(Stored entries)
★ ★ ★ ★ ★

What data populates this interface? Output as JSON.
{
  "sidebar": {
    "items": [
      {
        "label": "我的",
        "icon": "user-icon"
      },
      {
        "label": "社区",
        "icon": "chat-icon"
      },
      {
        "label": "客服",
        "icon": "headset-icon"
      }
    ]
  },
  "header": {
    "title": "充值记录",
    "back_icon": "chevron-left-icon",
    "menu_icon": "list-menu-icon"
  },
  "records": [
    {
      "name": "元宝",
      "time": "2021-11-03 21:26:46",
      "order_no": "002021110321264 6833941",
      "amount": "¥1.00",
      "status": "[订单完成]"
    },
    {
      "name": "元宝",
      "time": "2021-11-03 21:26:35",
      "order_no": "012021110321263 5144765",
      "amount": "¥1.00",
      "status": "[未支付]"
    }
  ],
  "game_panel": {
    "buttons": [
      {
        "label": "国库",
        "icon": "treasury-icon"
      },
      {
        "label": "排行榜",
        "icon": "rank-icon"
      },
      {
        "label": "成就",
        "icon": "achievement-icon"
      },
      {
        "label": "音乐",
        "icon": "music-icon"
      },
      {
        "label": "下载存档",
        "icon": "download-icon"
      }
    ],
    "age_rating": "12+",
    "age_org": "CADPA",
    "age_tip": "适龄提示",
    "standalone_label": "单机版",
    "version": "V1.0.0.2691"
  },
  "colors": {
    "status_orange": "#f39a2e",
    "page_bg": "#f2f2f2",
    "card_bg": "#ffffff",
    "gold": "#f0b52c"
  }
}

★ ★ ★ ★ ★

WHAT THE TASK ASKS
Using the exact wording, write out all of the records.

RESULT OF THIS TASK
What data populates this interface? Output as JSON.
{
  "sidebar": {
    "items": [
      {
        "label": "我的",
        "icon": "user-icon"
      },
      {
        "label": "社区",
        "icon": "chat-icon"
      },
      {
        "label": "客服",
        "icon": "headset-icon"
      }
    ]
  },
  "header": {
    "title": "充值记录",
    "back_icon": "chevron-left-icon",
    "menu_icon": "list-menu-icon"
  },
  "records": [
    {
      "name": "元宝",
      "time": "2021-11-03 21:26:46",
      "order_no": "002021110321264 6833941",
      "amount": "¥1.00",
      "status": "[订单完成]"
    },
    {
      "name": "元宝",
      "time": "2021-11-03 21:26:35",
      "order_no": "012021110321263 5144765",
      "amount": "¥1.00",
      "status": "[未支付]"
    }
  ],
  "game_panel": {
    "buttons": [
      {
        "label": "国库",
        "icon": "treasury-icon"
      },
      {
        "label": "排行榜",
        "icon": "rank-icon"
      },
      {
        "label": "成就",
        "icon": "achievement-icon"
      },
      {
        "label": "音乐",
        "icon": "music-icon"
      },
      {
        "label": "下载存档",
        "icon": "download-icon"
      }
    ],
    "age_rating": "12+",
    "age_org": "CADPA",
    "age_tip": "适龄提示",
    "standalone_label": "单机版",
    "version": "V1.0.0.2691"
  },
  "colors": {
    "status_orange": "#f39a2e",
    "page_bg": "#f2f2f2",
    "card_bg": "#ffffff",
    "gold": "#f0b52c"
  }
}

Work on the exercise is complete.